-- START OF EXTRACT TO READ --
Specifically, by electromagnetic stirring, reduction of the unsolidified layer, or other treatment, the molten steel at which Mn has concentrated before complete solidification can be discharged. Note that the electromagnetic stirring treatment can be performed by giving fluid motion to the unsolidified steel by 250 to 1000 Gauss, while the unsolidified layer rolling treatment can be performed by rolling the finally solidified part by a gradient of about 1 mm/m.

A slab obtained by the above method may if necessary be treated by soaking. By performing the soaking treatment, it is possible to make the precipitated Mn disperse and lower the segregation ratio. The preferable soaking temperature when performing soaking treatment is 1200 to 1300° C., while the soaking time is 20 to 50 h.

After that, the slab is hot rolled. The hot rolling conditions, from the viewpoint of enabling carbides to be more uniformly formed, are preferably made a hot rolling starting temperature of 1000 to 1300° C. in temperature range and a hot rolling end temperature of 850° C. or more. The coiling temperature is preferably high from the viewpoint of the processability, but if too high, scale formation will cause the yield to fall, so 500 to 650° C. is preferable. The hot rolled steel sheet obtained by the hot rolling may be treated to remove the scale by pickling etc.

In the present invention, to refine the prior γ-grain size after hot forming and lower the number density of the residual carbides, it is important to anneal the descaled hot rolled steel sheet to obtain hot rolled annealed steel sheet.

To refine the prior γ-grain size after hot forming, it is necessary to suppress the growth of the γ-grains by the carbides in the solution. However, to improve the hardenability and secure high strength in a hot formed steel sheet member, it is necessary to reduce the number density of the residual carbides.

To refine the prior γ-grain size in the hot formed steel sheet member and lower the number density of the residual carbides, the form of the carbides present in the steel sheet before hot forming and the degree of concentration of elements in the carbides become important. It is desirable that the carbides be finely dispersed, but in that case, the carbides dissolve more quickly, so the effect of grain growth cannot be expected. If making the Mn, Cr, and other elements concentrate in the carbides, it becomes harder for the carbides to form solid solutions. Therefore, the degree of concentration of elements in the carbides is preferably high.

The form of the carbides can be controlled by adjusting the annealing conditions after the hot rolling. Specifically, the annealing is performed at an annealing temperature of the Ac1 to the Ac1 point-100° C. for 5 h or less.

If making the coiling temperature after the hot rolling 550° C. or less, the carbides easily finely disperse. However, the degree of concentration of the elements in the carbides also falls, so annealing is performed to make the elements concentrate more.

If the coiling temperature is 550° C. or more, pearlite forms and elements increasingly concentrate in the carbides in the pearlite. In this case, annealing is performed to break up the pearlite and disperse the carbides.

As the steel sheet for high strength hot formed steel sheet member use in the present invention, it is possible to use hot rolled annealed steel sheet, cold rolled steel sheet, or cold rolled annealed steel sheet. The treatment process may be suitably selected in accordance with the demanded level of sheet thickness precision of the product. Note that, carbides are hard, so even if performing cold rolling, they are not changed in form. Their form before the cold rolling is maintained even after the cold rolling.
-- END OF EXTRACT TO READ --
-- START OF LISTED RECORDS --
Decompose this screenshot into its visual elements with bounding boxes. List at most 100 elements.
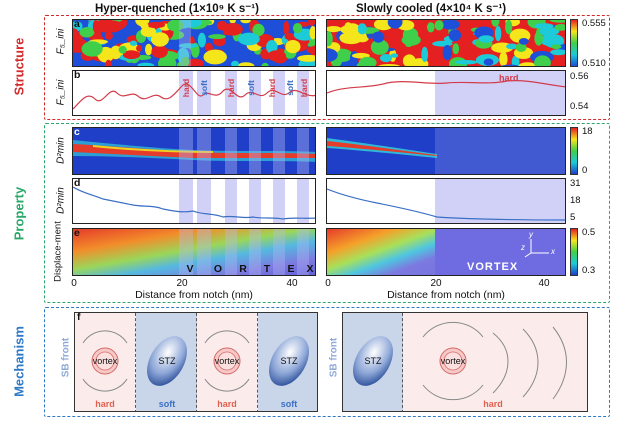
band (297, 128, 309, 174)
cbar-e-max: 0.5 (582, 227, 596, 238)
colorbar-a (570, 19, 578, 67)
band (249, 179, 261, 223)
stz-label: STZ (364, 356, 382, 366)
f5-curve-left (73, 83, 315, 110)
texture-blob (197, 32, 206, 48)
d-tick-5: 5 (570, 212, 576, 223)
texture-blob (440, 20, 460, 30)
structure-section (44, 15, 610, 120)
texture-blob (432, 40, 453, 47)
texture-blob (442, 45, 452, 61)
texture-blob (501, 64, 519, 66)
texture-blob (506, 43, 518, 50)
texture-blob (387, 20, 403, 29)
band (273, 128, 285, 174)
band (435, 71, 565, 115)
panel-e-left-map: V O R T E X (72, 228, 316, 276)
texture-blob (327, 48, 338, 62)
texture-blob (554, 24, 565, 31)
x-label-left: Distance from notch (nm) (135, 289, 253, 301)
structure-map-right (327, 20, 565, 66)
texture-blob (372, 31, 385, 43)
vortex-label: vortex (214, 356, 240, 366)
mechanism-schematic-left (82, 330, 309, 392)
texture-blob (240, 20, 251, 24)
d2min-curve-left (73, 186, 315, 220)
texture-blob (101, 20, 123, 33)
band (179, 71, 193, 115)
texture-blob (518, 38, 529, 45)
colorbar-c (570, 127, 578, 175)
band-label-soft: soft (199, 80, 209, 96)
f5-curve-right (327, 80, 565, 94)
b-tick-high: 0.56 (570, 71, 589, 82)
texture-blob (151, 32, 169, 47)
texture-blob (104, 31, 113, 40)
texture-blob (185, 20, 202, 28)
panel-label-e: e (74, 227, 80, 239)
axes-icon (524, 239, 549, 258)
texture-blob (237, 62, 255, 66)
texture-blob (378, 64, 401, 66)
right-band-label: hard (499, 73, 519, 83)
texture-blob (448, 29, 462, 42)
texture-blob (327, 31, 333, 47)
texture-blob (136, 45, 143, 52)
texture-blob (534, 31, 543, 46)
texture-blob (544, 34, 565, 48)
texture-blob (370, 39, 389, 55)
texture-blob (534, 55, 551, 66)
texture-blob (238, 32, 260, 46)
panel-b-left-plot: hard soft hard soft hard soft hard soft (72, 70, 316, 116)
band-label-hard: hard (226, 78, 236, 98)
ylabel-b: F₅_ini (55, 79, 67, 106)
texture-blob (352, 52, 370, 59)
texture-blob (203, 49, 227, 65)
texture-blob (267, 50, 286, 62)
texture-blob (452, 43, 460, 55)
band-label-soft: soft (285, 80, 295, 96)
texture-blob (145, 43, 153, 56)
texture-blob (79, 27, 95, 38)
axis-y-label: y (529, 230, 533, 239)
texture-blob (222, 23, 243, 36)
vortex-letter: E (287, 263, 295, 275)
d-tick-18: 18 (570, 195, 581, 206)
texture-blob (185, 58, 204, 66)
vortex-region (435, 229, 565, 275)
band (297, 229, 309, 275)
sb-front-right: SB front (328, 337, 340, 378)
texture-blob (405, 42, 413, 47)
vortex-letter: T (263, 263, 271, 275)
band (225, 229, 237, 275)
texture-blob (478, 35, 494, 43)
texture-blob (261, 62, 269, 66)
band-label-hard: hard (299, 78, 309, 98)
panel-e-right-map: VORTEX y x z (326, 228, 566, 276)
texture-blob (454, 60, 478, 65)
mechanism-schematic-right (353, 321, 567, 401)
structure-label: Structure (11, 37, 27, 96)
band (435, 128, 565, 174)
x-tick-right-40: 40 (538, 278, 550, 289)
texture-blob (427, 22, 435, 33)
texture-blob (151, 45, 168, 59)
band (179, 20, 191, 66)
stz-label: STZ (158, 356, 176, 366)
texture-blob (167, 20, 184, 32)
x-tick-left-20: 20 (176, 278, 188, 289)
panel-label-c: c (74, 126, 80, 138)
x-tick-right-0: 0 (325, 278, 331, 289)
cbar-a-min: 0.510 (582, 58, 606, 69)
cbar-c-min: 0 (582, 165, 588, 176)
mechanism-section (44, 307, 610, 417)
texture-blob (390, 53, 399, 58)
band (179, 128, 193, 174)
texture-blob (146, 21, 166, 29)
cbar-c-max: 18 (582, 126, 593, 137)
panel-f-right: STZ vortex hard (342, 312, 588, 412)
texture-blob (285, 40, 301, 54)
texture-blob (266, 40, 278, 54)
right-column-title: Slowly cooled (4×10⁴ K s⁻¹) (356, 3, 507, 15)
mechanism-label: Mechanism (11, 326, 27, 397)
-- END OF LISTED RECORDS --
From the steel processing text above, output everything from "In the present invention, to" down to "the residual carbides.", copied word for word.

> _EXERCISE OUTPUT_:
In the present invention, to refine the prior γ-grain size after hot forming and lower the number density of the residual carbides, it is important to anneal the descaled hot rolled steel sheet to obtain hot rolled annealed steel sheet.

To refine the prior γ-grain size after hot forming, it is necessary to suppress the growth of the γ-grains by the carbides in the solution. However, to improve the hardenability and secure high strength in a hot formed steel sheet member, it is necessary to reduce the number density of the residual carbides.